═════ Data supplied
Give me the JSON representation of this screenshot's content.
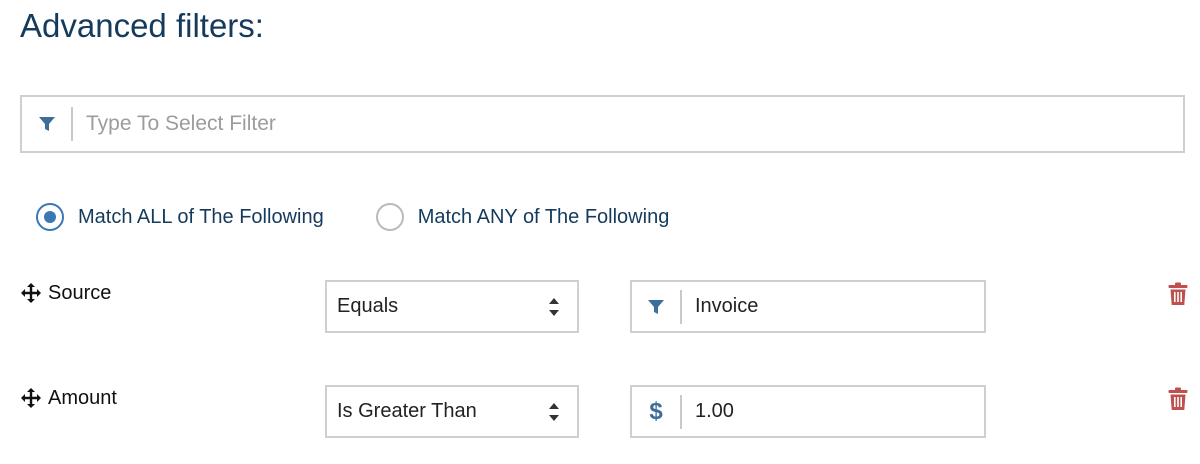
{
  "title": "Advanced filters:",
  "filter_search": {
    "icon": "filter-icon",
    "placeholder": "Type To Select Filter",
    "value": ""
  },
  "match_mode": {
    "options": [
      {
        "label": "Match ALL of The Following",
        "checked": true
      },
      {
        "label": "Match ANY of The Following",
        "checked": false
      }
    ]
  },
  "rules": [
    {
      "field": "Source",
      "operator": "Equals",
      "value_icon": "filter-icon",
      "value": "Invoice",
      "delete_icon": "trash-icon"
    },
    {
      "field": "Amount",
      "operator": "Is Greater Than",
      "value_icon": "dollar-icon",
      "value_symbol": "$",
      "value": "1.00",
      "delete_icon": "trash-icon"
    }
  ],
  "colors": {
    "title": "#153a5c",
    "accent": "#3a78b5",
    "icon": "#3d6e9a",
    "delete": "#c0504d",
    "border": "#cfcfcf"
  }
}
══════════
**Task details**
Copy out all the data exactly; skip the pictures.

**The response**
Give me the JSON representation of this screenshot's content.
{
  "title": "Advanced filters:",
  "filter_search": {
    "icon": "filter-icon",
    "placeholder": "Type To Select Filter",
    "value": ""
  },
  "match_mode": {
    "options": [
      {
        "label": "Match ALL of The Following",
        "checked": true
      },
      {
        "label": "Match ANY of The Following",
        "checked": false
      }
    ]
  },
  "rules": [
    {
      "field": "Source",
      "operator": "Equals",
      "value_icon": "filter-icon",
      "value": "Invoice",
      "delete_icon": "trash-icon"
    },
    {
      "field": "Amount",
      "operator": "Is Greater Than",
      "value_icon": "dollar-icon",
      "value_symbol": "$",
      "value": "1.00",
      "delete_icon": "trash-icon"
    }
  ],
  "colors": {
    "title": "#153a5c",
    "accent": "#3a78b5",
    "icon": "#3d6e9a",
    "delete": "#c0504d",
    "border": "#cfcfcf"
  }
}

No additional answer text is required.